Provided data —
┄┄┄┄┄┄┄┄┄┄┄┄┄┄┄┄┄┄┄┄
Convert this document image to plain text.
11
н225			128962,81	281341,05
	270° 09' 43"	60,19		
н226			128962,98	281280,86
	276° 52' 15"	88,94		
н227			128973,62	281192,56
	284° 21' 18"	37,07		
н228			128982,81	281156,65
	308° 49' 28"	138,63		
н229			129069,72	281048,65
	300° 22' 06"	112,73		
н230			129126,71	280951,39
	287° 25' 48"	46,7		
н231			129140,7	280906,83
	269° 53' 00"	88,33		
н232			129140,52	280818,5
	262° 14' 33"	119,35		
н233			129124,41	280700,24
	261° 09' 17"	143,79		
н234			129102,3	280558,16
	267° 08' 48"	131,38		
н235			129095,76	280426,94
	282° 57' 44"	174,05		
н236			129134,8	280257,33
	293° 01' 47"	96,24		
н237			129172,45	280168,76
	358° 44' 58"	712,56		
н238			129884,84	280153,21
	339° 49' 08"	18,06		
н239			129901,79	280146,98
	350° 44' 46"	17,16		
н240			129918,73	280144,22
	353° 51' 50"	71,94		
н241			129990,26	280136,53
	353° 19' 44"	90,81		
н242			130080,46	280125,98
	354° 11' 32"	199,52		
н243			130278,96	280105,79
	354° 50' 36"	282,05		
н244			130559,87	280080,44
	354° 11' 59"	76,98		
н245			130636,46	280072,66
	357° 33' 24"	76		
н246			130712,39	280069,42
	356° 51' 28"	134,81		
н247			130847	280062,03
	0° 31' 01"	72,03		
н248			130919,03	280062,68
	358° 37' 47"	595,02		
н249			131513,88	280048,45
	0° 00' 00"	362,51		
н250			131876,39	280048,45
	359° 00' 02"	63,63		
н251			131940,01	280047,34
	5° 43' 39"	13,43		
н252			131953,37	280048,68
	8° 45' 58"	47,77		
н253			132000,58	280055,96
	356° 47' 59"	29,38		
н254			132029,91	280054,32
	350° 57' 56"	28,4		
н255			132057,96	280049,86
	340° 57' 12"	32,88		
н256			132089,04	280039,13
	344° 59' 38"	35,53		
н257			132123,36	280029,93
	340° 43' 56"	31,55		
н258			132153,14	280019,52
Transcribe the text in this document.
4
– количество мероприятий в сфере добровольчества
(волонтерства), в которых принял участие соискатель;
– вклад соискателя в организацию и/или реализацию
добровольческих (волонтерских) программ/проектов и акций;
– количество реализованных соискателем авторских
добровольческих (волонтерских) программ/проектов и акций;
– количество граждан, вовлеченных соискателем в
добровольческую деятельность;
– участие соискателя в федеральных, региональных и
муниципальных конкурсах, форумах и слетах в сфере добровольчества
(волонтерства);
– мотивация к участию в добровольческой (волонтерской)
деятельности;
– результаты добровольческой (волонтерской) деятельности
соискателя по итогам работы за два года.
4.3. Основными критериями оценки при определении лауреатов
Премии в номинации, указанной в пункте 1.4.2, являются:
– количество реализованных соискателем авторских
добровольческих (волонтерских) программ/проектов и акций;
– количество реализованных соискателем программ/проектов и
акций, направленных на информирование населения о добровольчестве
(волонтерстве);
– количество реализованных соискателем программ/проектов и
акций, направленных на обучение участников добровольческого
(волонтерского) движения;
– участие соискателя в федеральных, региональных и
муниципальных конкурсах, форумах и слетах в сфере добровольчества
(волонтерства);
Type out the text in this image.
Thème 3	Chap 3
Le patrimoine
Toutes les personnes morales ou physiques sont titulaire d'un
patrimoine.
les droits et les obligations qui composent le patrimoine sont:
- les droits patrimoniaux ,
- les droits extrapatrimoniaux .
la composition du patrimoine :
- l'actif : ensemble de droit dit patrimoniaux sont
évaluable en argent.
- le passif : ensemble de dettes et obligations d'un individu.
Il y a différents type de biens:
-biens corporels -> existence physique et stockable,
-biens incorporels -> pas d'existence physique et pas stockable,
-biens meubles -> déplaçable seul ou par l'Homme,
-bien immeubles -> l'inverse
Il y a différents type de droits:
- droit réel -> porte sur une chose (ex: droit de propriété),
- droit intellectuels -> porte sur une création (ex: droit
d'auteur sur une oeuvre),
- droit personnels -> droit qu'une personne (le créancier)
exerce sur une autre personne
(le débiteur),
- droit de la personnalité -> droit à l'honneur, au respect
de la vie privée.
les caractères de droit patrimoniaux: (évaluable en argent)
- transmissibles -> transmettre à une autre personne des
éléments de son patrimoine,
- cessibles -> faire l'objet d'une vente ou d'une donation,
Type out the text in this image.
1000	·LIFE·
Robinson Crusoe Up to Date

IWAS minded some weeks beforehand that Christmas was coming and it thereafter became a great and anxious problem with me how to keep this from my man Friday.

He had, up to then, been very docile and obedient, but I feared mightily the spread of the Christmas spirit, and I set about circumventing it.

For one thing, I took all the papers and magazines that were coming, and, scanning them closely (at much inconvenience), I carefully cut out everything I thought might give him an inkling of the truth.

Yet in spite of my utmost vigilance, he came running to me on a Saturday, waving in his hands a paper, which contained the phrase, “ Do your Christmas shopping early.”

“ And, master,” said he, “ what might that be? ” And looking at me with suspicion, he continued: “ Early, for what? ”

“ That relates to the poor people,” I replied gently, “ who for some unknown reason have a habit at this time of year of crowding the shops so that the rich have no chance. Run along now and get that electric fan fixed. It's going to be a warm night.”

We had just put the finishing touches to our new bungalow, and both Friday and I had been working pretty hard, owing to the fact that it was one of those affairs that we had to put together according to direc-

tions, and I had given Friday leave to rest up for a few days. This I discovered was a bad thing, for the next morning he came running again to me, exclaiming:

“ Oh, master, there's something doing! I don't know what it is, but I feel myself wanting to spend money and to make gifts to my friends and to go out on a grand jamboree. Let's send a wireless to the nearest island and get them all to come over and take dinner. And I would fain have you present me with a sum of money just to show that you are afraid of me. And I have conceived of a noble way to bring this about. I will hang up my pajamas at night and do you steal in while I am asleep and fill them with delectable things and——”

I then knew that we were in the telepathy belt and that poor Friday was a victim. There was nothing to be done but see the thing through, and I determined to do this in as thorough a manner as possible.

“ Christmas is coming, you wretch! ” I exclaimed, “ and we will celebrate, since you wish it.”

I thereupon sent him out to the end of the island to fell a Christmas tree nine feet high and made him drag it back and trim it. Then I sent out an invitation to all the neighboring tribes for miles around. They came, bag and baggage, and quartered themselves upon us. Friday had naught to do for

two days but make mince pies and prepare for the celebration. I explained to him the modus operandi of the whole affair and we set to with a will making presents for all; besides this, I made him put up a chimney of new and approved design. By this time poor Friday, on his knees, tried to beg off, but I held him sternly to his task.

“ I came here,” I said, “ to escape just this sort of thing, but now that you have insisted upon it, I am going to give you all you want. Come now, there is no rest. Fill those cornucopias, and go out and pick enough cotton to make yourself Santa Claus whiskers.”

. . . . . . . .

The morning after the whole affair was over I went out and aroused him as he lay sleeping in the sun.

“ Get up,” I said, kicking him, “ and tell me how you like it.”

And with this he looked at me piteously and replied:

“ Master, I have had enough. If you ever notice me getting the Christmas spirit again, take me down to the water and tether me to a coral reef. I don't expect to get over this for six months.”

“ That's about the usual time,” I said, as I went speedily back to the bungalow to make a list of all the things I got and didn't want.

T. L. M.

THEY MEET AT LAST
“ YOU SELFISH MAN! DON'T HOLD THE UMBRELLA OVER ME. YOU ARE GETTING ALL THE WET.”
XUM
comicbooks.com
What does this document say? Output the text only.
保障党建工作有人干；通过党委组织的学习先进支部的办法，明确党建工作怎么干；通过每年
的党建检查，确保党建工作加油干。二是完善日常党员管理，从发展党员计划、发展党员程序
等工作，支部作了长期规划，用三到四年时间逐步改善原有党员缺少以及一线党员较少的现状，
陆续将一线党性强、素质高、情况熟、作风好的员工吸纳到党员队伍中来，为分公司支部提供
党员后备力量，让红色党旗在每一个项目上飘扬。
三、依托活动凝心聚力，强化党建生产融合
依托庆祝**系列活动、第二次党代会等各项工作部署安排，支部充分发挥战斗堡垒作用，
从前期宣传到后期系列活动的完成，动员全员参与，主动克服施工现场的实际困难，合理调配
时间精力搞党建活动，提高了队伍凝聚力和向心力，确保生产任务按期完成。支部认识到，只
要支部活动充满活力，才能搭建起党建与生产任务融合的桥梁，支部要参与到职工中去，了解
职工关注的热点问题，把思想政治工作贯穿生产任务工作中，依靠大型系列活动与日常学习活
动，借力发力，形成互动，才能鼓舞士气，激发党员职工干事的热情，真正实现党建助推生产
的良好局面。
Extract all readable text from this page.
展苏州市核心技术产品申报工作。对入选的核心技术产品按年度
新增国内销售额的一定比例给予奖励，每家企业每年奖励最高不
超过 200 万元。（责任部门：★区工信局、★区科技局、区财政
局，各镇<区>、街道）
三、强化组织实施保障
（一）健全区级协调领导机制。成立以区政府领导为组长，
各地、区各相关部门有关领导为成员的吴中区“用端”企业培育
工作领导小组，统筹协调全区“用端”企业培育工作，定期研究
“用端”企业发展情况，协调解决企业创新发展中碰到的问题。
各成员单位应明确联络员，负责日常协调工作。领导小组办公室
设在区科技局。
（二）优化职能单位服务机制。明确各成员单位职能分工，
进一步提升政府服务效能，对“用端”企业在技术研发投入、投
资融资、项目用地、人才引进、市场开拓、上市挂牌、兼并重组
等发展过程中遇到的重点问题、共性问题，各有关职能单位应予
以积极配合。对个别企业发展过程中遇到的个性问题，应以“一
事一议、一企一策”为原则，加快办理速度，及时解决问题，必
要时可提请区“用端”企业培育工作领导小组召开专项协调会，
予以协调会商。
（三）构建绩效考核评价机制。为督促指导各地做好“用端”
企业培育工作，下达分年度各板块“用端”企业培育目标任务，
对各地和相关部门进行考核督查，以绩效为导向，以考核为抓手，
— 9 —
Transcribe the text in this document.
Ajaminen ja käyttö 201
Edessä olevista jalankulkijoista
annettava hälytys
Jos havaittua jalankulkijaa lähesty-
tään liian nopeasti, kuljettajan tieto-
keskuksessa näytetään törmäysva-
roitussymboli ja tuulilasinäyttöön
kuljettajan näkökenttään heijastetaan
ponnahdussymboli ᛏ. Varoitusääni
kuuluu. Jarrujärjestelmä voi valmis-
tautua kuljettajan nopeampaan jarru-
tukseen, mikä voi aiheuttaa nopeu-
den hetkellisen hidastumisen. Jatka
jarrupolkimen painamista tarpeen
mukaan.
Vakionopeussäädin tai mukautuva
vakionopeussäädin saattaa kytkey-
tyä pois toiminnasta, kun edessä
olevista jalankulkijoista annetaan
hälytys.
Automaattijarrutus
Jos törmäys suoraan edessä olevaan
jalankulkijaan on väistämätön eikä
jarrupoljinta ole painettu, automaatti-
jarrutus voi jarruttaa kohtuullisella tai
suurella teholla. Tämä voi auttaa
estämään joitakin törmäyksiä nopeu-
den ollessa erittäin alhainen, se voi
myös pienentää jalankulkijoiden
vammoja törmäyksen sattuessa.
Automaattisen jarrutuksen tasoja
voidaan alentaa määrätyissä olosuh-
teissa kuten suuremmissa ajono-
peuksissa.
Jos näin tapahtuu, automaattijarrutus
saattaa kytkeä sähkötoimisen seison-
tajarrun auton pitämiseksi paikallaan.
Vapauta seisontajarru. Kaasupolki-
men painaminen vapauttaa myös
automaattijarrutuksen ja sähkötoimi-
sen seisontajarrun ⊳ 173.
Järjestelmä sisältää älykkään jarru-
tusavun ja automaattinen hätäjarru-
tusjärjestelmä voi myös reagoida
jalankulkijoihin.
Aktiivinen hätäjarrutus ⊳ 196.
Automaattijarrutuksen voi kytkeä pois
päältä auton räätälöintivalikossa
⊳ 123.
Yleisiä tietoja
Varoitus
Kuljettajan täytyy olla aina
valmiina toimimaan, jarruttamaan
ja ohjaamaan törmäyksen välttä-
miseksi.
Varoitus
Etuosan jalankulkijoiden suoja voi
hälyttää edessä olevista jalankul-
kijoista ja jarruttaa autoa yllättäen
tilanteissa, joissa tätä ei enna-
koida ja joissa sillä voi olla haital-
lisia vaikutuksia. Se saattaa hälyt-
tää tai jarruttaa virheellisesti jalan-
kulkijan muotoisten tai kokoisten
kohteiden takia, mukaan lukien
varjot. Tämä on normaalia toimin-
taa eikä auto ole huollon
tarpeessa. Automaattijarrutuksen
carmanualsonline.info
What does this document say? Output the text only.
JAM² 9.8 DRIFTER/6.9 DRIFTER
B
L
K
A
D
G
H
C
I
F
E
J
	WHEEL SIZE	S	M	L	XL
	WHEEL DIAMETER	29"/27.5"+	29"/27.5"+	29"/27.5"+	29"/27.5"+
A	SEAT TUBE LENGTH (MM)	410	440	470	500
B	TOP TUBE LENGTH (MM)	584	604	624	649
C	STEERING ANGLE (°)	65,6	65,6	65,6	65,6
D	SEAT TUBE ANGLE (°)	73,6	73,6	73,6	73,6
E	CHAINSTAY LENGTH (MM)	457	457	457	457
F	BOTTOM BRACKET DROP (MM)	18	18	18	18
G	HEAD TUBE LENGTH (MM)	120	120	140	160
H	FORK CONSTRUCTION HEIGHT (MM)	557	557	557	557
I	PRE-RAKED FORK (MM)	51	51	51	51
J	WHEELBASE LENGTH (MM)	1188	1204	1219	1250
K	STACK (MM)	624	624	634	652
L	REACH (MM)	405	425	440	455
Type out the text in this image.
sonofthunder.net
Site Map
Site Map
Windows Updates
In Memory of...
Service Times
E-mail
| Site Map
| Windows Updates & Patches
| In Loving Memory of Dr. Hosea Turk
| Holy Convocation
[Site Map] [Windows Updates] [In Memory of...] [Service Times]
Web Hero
┄┄┄┄┄┄┄┄┄┄┄┄┄┄┄┄┄┄┄┄
Aim —
Show every line from the listing above in which the string "porte" appears.

Problem solution —
- droit réel -> porte sur une chose (ex: droit de propriété),
- droit intellectuels -> porte sur une création (ex: droit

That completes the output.